PROVIDED DATA:
____________________
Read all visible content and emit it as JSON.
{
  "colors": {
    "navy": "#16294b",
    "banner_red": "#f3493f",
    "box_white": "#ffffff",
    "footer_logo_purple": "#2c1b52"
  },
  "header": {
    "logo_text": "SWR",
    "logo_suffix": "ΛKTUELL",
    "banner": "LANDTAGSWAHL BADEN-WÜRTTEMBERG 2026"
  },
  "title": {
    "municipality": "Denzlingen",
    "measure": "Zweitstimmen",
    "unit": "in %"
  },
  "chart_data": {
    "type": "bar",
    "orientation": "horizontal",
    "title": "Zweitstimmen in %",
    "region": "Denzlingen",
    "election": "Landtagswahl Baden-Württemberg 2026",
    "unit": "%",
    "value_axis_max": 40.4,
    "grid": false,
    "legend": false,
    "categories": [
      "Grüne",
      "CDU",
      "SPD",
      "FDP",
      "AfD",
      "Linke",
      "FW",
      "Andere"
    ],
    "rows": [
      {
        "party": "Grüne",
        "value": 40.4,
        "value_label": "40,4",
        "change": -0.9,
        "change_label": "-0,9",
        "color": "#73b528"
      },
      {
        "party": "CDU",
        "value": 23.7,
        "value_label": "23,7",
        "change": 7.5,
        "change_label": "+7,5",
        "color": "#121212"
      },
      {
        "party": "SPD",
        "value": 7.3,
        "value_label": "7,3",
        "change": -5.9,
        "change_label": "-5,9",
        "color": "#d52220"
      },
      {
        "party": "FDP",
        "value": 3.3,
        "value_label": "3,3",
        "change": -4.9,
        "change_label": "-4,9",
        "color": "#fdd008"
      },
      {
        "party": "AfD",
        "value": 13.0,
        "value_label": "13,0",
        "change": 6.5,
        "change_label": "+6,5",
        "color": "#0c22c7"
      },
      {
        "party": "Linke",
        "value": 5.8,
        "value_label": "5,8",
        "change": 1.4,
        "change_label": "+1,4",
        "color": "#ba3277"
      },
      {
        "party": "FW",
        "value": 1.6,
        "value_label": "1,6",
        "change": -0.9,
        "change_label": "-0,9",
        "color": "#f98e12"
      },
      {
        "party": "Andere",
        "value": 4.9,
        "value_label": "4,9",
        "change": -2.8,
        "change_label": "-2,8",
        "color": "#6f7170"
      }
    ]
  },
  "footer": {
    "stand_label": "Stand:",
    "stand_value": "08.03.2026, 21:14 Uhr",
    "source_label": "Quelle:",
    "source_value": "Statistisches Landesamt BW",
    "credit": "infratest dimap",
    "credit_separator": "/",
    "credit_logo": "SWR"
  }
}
____________________
EXERCISE GOAL: Search the entries for the word "party" and pick out every line that holds it.

SOLVED EXERCISE:
        "party": "Grüne",
        "party": "CDU",
        "party": "SPD",
        "party": "FDP",
        "party": "AfD",
        "party": "Linke",
        "party": "FW",
        "party": "Andere",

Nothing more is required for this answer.